Locate all lines with the word "sangat" and copy them out.
═══
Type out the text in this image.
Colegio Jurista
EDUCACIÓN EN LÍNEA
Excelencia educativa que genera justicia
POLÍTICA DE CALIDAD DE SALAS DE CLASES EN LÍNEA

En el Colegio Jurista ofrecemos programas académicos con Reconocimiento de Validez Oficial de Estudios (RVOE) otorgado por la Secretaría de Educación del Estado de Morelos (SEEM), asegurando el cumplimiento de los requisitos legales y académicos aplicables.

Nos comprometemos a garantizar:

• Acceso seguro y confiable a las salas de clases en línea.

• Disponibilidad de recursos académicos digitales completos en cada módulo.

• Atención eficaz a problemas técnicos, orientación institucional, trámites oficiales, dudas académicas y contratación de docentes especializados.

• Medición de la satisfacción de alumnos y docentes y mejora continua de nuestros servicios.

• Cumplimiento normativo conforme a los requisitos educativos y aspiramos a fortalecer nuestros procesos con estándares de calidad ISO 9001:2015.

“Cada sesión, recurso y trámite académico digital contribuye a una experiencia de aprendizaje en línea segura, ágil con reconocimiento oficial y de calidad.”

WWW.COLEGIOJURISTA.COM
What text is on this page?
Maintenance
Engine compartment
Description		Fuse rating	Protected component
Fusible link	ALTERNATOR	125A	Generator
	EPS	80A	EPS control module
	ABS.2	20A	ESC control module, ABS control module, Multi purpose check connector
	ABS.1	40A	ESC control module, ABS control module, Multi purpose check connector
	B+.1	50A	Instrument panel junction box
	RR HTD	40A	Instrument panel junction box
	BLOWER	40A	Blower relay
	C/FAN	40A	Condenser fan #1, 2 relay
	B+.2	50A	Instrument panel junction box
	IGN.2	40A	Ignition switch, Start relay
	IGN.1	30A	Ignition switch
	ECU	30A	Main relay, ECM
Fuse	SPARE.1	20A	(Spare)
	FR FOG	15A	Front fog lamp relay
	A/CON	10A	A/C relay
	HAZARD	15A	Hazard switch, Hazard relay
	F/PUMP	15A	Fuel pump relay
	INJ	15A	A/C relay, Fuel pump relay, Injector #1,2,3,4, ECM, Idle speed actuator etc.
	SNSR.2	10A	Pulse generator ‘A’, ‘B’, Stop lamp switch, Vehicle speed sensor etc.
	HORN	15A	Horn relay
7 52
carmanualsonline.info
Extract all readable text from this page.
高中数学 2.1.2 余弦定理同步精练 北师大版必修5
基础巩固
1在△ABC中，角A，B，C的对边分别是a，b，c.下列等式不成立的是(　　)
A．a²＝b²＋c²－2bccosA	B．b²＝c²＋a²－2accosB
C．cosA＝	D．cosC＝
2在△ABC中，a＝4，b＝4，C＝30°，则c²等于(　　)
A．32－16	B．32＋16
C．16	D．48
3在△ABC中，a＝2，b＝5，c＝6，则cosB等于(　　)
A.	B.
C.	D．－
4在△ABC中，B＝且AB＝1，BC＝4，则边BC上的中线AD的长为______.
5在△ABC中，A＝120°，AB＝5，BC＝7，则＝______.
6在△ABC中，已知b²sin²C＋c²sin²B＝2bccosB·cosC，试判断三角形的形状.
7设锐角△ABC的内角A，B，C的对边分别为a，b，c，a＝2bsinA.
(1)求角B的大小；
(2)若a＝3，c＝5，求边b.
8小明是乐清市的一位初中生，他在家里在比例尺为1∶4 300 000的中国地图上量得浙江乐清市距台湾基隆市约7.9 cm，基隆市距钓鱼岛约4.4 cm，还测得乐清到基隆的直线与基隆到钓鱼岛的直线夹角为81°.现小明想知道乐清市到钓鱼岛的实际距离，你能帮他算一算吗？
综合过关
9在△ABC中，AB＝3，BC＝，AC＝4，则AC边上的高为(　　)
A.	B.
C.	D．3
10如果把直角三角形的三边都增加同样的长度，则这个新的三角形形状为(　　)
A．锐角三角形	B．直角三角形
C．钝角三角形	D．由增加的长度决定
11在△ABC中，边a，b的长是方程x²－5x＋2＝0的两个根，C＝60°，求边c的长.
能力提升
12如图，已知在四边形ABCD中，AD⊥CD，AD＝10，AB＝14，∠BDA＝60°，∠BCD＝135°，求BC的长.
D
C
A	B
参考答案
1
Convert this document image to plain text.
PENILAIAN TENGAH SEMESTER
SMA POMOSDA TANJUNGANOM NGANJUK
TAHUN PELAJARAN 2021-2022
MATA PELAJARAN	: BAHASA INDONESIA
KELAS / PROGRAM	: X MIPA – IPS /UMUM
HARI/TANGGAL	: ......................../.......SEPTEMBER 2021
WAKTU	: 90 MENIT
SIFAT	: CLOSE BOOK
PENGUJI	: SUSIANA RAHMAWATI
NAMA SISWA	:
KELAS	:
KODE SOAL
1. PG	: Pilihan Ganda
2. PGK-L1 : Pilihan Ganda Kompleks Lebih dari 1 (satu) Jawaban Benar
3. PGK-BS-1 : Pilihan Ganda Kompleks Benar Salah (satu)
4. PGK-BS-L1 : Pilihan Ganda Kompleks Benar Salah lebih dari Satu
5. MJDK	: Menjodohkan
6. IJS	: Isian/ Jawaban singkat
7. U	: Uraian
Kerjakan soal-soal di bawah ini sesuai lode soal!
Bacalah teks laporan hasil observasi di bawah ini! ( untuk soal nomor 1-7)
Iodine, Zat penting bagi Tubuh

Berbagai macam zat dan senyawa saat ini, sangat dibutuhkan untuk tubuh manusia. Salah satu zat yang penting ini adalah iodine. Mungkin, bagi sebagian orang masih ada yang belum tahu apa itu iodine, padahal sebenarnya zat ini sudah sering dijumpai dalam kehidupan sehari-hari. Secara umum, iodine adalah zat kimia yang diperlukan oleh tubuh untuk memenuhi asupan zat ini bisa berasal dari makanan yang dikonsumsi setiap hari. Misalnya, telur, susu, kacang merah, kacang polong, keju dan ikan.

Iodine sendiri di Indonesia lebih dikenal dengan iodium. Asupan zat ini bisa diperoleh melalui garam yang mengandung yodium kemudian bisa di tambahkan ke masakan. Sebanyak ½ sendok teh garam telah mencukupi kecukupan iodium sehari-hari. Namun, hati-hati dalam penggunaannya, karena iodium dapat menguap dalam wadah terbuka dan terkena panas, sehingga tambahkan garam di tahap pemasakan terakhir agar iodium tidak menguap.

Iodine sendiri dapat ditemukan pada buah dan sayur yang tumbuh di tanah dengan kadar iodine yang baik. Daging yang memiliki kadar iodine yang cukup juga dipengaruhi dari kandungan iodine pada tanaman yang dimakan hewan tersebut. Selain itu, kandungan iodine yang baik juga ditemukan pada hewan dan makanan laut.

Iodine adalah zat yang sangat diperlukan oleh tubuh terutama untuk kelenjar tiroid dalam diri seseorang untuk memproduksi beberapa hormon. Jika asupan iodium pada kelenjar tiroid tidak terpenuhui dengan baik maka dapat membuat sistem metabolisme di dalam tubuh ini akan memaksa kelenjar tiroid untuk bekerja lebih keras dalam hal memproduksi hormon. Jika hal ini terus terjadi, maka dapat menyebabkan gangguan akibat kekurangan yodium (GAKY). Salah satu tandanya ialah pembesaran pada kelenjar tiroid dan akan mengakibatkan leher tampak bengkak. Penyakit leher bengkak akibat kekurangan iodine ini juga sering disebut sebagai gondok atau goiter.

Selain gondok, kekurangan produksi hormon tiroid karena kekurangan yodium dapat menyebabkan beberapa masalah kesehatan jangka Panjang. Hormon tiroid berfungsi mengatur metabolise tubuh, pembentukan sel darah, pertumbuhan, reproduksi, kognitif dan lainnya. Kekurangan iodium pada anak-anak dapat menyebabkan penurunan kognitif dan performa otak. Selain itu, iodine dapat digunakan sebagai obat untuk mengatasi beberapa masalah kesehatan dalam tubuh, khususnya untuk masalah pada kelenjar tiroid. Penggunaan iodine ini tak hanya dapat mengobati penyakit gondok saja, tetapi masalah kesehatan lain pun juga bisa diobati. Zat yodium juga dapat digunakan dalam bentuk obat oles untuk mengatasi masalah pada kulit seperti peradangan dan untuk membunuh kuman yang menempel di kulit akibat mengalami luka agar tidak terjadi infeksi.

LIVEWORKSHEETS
═══
### Solution for this exercise
Berbagai macam zat dan senyawa saat ini, sangat dibutuhkan untuk tubuh manusia. Salah satu zat yang penting ini adalah iodine. Mungkin, bagi sebagian orang masih ada yang belum tahu apa itu iodine, padahal sebenarnya zat ini sudah sering dijumpai dalam kehidupan sehari-hari. Secara umum, iodine adalah zat kimia yang diperlukan oleh tubuh untuk memenuhi asupan zat ini bisa berasal dari makanan yang dikonsumsi setiap hari. Misalnya, telur, susu, kacang merah, kacang polong, keju dan ikan.
Iodine adalah zat yang sangat diperlukan oleh tubuh terutama untuk kelenjar tiroid dalam diri seseorang untuk memproduksi beberapa hormon. Jika asupan iodium pada kelenjar tiroid tidak terpenuhui dengan baik maka dapat membuat sistem metabolisme di dalam tubuh ini akan memaksa kelenjar tiroid untuk bekerja lebih keras dalam hal memproduksi hormon. Jika hal ini terus terjadi, maka dapat menyebabkan gangguan akibat kekurangan yodium (GAKY). Salah satu tandanya ialah pembesaran pada kelenjar tiroid dan akan mengakibatkan leher tampak bengkak. Penyakit leher bengkak akibat kekurangan iodine ini juga sering disebut sebagai gondok atau goiter.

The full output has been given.